Written problem: Write out the records below once more, exactly as they stand.

(Collected data entries)
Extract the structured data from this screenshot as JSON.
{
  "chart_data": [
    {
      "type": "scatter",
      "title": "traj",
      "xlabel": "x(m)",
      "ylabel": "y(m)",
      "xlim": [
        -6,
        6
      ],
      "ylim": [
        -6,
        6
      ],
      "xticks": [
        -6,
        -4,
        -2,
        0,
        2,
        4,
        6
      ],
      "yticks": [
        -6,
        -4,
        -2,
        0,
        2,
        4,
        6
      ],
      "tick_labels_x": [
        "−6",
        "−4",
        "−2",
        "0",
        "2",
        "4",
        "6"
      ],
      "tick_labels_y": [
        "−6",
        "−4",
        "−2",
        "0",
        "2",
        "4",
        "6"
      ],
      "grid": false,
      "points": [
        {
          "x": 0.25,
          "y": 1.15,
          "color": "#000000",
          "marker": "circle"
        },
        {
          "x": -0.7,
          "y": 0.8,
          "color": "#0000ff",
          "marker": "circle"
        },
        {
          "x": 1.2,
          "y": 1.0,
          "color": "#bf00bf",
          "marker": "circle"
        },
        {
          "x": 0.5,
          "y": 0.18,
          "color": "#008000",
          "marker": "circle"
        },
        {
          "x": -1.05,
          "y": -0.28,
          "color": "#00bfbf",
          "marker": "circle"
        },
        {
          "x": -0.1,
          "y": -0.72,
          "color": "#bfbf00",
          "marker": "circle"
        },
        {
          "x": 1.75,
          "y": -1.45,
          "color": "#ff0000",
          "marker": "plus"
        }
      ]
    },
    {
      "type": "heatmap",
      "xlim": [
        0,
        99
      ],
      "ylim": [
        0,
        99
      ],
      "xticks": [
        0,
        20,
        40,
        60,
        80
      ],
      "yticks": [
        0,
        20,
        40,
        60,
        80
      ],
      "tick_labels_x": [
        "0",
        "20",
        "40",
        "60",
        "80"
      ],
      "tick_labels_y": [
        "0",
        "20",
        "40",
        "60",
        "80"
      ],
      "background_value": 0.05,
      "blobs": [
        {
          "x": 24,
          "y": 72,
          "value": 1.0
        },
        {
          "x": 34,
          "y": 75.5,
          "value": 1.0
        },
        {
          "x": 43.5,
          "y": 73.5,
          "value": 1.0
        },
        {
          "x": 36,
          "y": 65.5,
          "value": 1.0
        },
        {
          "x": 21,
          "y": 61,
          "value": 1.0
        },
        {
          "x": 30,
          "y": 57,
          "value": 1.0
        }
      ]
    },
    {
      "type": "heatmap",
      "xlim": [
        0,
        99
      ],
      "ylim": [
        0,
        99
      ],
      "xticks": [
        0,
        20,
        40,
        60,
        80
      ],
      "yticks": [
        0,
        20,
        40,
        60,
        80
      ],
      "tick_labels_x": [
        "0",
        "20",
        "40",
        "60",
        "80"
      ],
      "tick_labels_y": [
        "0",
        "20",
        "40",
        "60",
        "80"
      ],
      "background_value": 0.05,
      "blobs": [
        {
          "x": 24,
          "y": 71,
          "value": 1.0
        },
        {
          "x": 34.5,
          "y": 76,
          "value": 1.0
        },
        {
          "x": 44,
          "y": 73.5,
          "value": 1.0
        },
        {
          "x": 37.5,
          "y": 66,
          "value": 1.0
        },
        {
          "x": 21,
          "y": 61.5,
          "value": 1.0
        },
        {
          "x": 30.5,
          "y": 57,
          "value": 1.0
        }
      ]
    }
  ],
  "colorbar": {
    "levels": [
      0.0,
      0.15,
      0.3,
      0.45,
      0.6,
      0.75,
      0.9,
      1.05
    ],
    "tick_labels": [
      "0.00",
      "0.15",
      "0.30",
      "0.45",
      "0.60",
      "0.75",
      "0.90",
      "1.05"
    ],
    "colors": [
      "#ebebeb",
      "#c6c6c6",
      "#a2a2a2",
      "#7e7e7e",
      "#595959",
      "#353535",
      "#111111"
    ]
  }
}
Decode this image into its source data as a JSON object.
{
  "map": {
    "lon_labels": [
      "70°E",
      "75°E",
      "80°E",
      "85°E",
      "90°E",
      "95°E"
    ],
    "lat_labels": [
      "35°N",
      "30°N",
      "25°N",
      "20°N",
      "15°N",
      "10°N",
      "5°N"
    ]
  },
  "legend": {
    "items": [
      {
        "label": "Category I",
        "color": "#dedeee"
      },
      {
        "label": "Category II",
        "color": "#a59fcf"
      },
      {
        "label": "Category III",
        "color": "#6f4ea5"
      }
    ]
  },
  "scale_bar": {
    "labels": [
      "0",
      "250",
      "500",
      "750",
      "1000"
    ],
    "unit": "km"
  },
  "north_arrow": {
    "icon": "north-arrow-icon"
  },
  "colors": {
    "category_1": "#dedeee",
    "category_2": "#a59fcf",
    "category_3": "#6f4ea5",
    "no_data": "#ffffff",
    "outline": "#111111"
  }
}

Solution to this problem:
Extract the structured data from this screenshot as JSON.
{
  "chart_data": [
    {
      "type": "scatter",
      "title": "traj",
      "xlabel": "x(m)",
      "ylabel": "y(m)",
      "xlim": [
        -6,
        6
      ],
      "ylim": [
        -6,
        6
      ],
      "xticks": [
        -6,
        -4,
        -2,
        0,
        2,
        4,
        6
      ],
      "yticks": [
        -6,
        -4,
        -2,
        0,
        2,
        4,
        6
      ],
      "tick_labels_x": [
        "−6",
        "−4",
        "−2",
        "0",
        "2",
        "4",
        "6"
      ],
      "tick_labels_y": [
        "−6",
        "−4",
        "−2",
        "0",
        "2",
        "4",
        "6"
      ],
      "grid": false,
      "points": [
        {
          "x": 0.25,
          "y": 1.15,
          "color": "#000000",
          "marker": "circle"
        },
        {
          "x": -0.7,
          "y": 0.8,
          "color": "#0000ff",
          "marker": "circle"
        },
        {
          "x": 1.2,
          "y": 1.0,
          "color": "#bf00bf",
          "marker": "circle"
        },
        {
          "x": 0.5,
          "y": 0.18,
          "color": "#008000",
          "marker": "circle"
        },
        {
          "x": -1.05,
          "y": -0.28,
          "color": "#00bfbf",
          "marker": "circle"
        },
        {
          "x": -0.1,
          "y": -0.72,
          "color": "#bfbf00",
          "marker": "circle"
        },
        {
          "x": 1.75,
          "y": -1.45,
          "color": "#ff0000",
          "marker": "plus"
        }
      ]
    },
    {
      "type": "heatmap",
      "xlim": [
        0,
        99
      ],
      "ylim": [
        0,
        99
      ],
      "xticks": [
        0,
        20,
        40,
        60,
        80
      ],
      "yticks": [
        0,
        20,
        40,
        60,
        80
      ],
      "tick_labels_x": [
        "0",
        "20",
        "40",
        "60",
        "80"
      ],
      "tick_labels_y": [
        "0",
        "20",
        "40",
        "60",
        "80"
      ],
      "background_value": 0.05,
      "blobs": [
        {
          "x": 24,
          "y": 72,
          "value": 1.0
        },
        {
          "x": 34,
          "y": 75.5,
          "value": 1.0
        },
        {
          "x": 43.5,
          "y": 73.5,
          "value": 1.0
        },
        {
          "x": 36,
          "y": 65.5,
          "value": 1.0
        },
        {
          "x": 21,
          "y": 61,
          "value": 1.0
        },
        {
          "x": 30,
          "y": 57,
          "value": 1.0
        }
      ]
    },
    {
      "type": "heatmap",
      "xlim": [
        0,
        99
      ],
      "ylim": [
        0,
        99
      ],
      "xticks": [
        0,
        20,
        40,
        60,
        80
      ],
      "yticks": [
        0,
        20,
        40,
        60,
        80
      ],
      "tick_labels_x": [
        "0",
        "20",
        "40",
        "60",
        "80"
      ],
      "tick_labels_y": [
        "0",
        "20",
        "40",
        "60",
        "80"
      ],
      "background_value": 0.05,
      "blobs": [
        {
          "x": 24,
          "y": 71,
          "value": 1.0
        },
        {
          "x": 34.5,
          "y": 76,
          "value": 1.0
        },
        {
          "x": 44,
          "y": 73.5,
          "value": 1.0
        },
        {
          "x": 37.5,
          "y": 66,
          "value": 1.0
        },
        {
          "x": 21,
          "y": 61.5,
          "value": 1.0
        },
        {
          "x": 30.5,
          "y": 57,
          "value": 1.0
        }
      ]
    }
  ],
  "colorbar": {
    "levels": [
      0.0,
      0.15,
      0.3,
      0.45,
      0.6,
      0.75,
      0.9,
      1.05
    ],
    "tick_labels": [
      "0.00",
      "0.15",
      "0.30",
      "0.45",
      "0.60",
      "0.75",
      "0.90",
      "1.05"
    ],
    "colors": [
      "#ebebeb",
      "#c6c6c6",
      "#a2a2a2",
      "#7e7e7e",
      "#595959",
      "#353535",
      "#111111"
    ]
  }
}
Decode this image into its source data as a JSON object.
{
  "map": {
    "lon_labels": [
      "70°E",
      "75°E",
      "80°E",
      "85°E",
      "90°E",
      "95°E"
    ],
    "lat_labels": [
      "35°N",
      "30°N",
      "25°N",
      "20°N",
      "15°N",
      "10°N",
      "5°N"
    ]
  },
  "legend": {
    "items": [
      {
        "label": "Category I",
        "color": "#dedeee"
      },
      {
        "label": "Category II",
        "color": "#a59fcf"
      },
      {
        "label": "Category III",
        "color": "#6f4ea5"
      }
    ]
  },
  "scale_bar": {
    "labels": [
      "0",
      "250",
      "500",
      "750",
      "1000"
    ],
    "unit": "km"
  },
  "north_arrow": {
    "icon": "north-arrow-icon"
  },
  "colors": {
    "category_1": "#dedeee",
    "category_2": "#a59fcf",
    "category_3": "#6f4ea5",
    "no_data": "#ffffff",
    "outline": "#111111"
  }
}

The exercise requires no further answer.